Copy out every line containing the word "screenshot".
>> Start DATASET CONTENT
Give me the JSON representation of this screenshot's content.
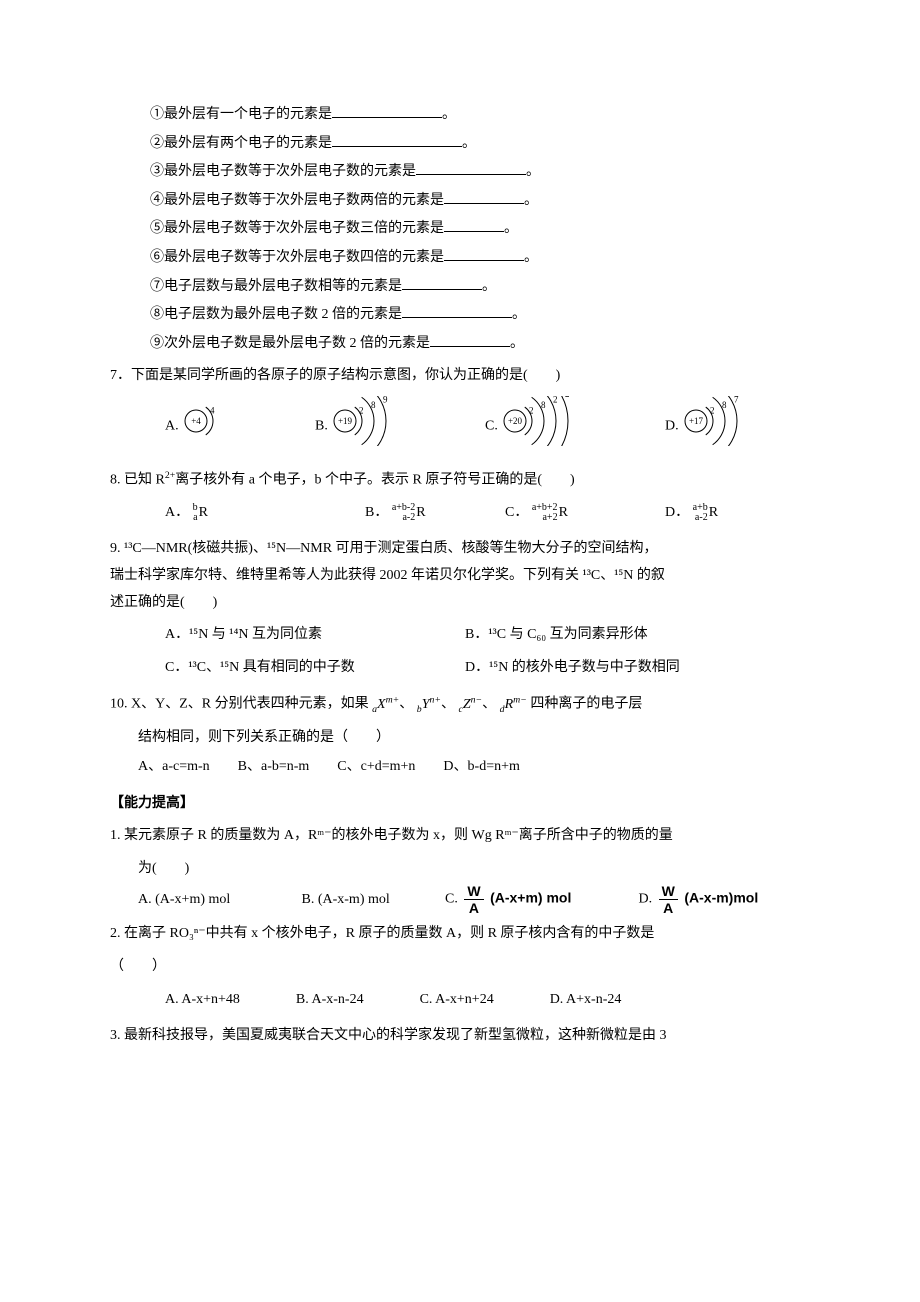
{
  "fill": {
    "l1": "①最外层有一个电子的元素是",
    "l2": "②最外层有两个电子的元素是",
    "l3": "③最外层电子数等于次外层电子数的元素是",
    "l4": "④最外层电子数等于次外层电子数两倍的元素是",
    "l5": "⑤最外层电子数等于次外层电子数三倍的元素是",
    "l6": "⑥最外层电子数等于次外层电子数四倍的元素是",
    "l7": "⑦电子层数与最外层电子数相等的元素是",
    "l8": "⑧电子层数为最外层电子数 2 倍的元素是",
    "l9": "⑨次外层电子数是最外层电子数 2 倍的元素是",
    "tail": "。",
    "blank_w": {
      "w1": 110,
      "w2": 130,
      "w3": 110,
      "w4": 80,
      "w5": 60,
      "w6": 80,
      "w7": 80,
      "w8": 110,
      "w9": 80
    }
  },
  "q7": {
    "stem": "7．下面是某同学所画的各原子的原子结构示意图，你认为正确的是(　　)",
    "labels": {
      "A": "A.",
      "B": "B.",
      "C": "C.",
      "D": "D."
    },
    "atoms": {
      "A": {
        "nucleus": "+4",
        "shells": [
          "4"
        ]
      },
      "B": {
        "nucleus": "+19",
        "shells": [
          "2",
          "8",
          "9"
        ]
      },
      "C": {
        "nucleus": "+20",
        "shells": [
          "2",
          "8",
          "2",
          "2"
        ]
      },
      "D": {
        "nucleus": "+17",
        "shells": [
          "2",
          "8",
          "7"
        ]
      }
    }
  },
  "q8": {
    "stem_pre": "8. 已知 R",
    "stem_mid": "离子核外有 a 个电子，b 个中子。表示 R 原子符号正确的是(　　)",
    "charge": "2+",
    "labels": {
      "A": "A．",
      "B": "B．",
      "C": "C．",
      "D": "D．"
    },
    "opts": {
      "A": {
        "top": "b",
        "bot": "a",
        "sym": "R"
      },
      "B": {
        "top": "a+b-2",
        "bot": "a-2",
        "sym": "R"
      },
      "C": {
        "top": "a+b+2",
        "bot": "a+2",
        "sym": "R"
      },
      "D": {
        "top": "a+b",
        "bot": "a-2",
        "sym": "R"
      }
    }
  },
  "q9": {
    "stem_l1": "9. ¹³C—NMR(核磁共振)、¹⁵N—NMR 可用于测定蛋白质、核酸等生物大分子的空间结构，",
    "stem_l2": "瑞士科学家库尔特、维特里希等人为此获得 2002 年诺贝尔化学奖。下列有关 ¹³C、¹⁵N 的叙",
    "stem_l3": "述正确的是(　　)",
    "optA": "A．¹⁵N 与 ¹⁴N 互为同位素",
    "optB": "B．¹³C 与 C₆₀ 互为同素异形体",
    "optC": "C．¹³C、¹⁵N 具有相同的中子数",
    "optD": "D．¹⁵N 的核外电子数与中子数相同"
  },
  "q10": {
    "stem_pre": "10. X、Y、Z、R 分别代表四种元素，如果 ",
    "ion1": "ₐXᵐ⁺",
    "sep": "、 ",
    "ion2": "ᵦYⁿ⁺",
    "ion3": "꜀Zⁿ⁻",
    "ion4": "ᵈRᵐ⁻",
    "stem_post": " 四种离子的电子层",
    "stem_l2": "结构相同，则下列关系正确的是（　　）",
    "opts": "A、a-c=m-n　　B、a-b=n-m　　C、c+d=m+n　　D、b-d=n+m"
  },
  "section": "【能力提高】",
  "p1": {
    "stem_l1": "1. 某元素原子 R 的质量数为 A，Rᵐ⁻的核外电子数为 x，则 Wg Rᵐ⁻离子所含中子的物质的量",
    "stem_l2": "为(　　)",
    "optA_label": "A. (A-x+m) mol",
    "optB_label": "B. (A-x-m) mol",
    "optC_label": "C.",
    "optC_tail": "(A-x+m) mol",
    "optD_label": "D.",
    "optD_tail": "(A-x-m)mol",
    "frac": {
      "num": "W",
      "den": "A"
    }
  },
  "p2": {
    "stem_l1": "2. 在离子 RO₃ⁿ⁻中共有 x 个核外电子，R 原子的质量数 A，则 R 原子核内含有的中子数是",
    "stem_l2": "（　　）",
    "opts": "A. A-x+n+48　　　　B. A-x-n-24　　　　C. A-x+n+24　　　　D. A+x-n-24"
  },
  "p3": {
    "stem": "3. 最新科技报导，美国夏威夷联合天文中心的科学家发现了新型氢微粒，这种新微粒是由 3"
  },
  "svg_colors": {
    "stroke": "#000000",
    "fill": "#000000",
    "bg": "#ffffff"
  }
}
>> End DATASET CONTENT
>> Start DATASET CONTENT
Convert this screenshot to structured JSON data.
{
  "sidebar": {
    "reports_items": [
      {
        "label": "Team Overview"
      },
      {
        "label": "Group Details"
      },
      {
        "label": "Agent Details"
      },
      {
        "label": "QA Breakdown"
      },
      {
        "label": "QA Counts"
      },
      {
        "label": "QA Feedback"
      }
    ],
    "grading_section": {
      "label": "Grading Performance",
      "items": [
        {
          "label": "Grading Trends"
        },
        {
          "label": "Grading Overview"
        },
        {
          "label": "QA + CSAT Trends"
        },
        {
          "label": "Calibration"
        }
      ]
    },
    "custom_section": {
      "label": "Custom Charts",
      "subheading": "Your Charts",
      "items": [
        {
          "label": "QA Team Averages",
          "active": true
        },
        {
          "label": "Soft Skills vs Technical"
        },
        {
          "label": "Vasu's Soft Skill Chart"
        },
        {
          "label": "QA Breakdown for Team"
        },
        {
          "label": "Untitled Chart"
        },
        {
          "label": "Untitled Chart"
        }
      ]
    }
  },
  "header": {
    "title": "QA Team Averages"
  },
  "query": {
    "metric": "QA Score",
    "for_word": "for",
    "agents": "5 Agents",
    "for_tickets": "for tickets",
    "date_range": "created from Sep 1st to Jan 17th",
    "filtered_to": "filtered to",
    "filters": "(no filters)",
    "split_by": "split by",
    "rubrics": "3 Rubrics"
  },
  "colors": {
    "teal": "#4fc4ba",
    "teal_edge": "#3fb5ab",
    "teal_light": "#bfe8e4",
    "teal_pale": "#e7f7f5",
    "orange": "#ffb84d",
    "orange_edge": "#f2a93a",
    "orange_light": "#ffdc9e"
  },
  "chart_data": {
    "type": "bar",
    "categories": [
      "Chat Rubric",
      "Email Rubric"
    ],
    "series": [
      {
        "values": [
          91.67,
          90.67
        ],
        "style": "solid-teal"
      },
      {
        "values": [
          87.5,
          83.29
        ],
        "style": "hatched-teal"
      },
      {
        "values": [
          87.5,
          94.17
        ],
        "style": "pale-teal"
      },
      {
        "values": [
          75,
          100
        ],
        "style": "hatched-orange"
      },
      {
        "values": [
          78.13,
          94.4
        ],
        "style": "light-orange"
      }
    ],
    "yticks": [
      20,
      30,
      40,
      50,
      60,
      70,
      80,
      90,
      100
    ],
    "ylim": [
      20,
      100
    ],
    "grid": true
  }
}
>> End DATASET CONTENT
* PROBLEM SOLUTION *
Give me the JSON representation of this screenshot's content.
Convert this screenshot to structured JSON data.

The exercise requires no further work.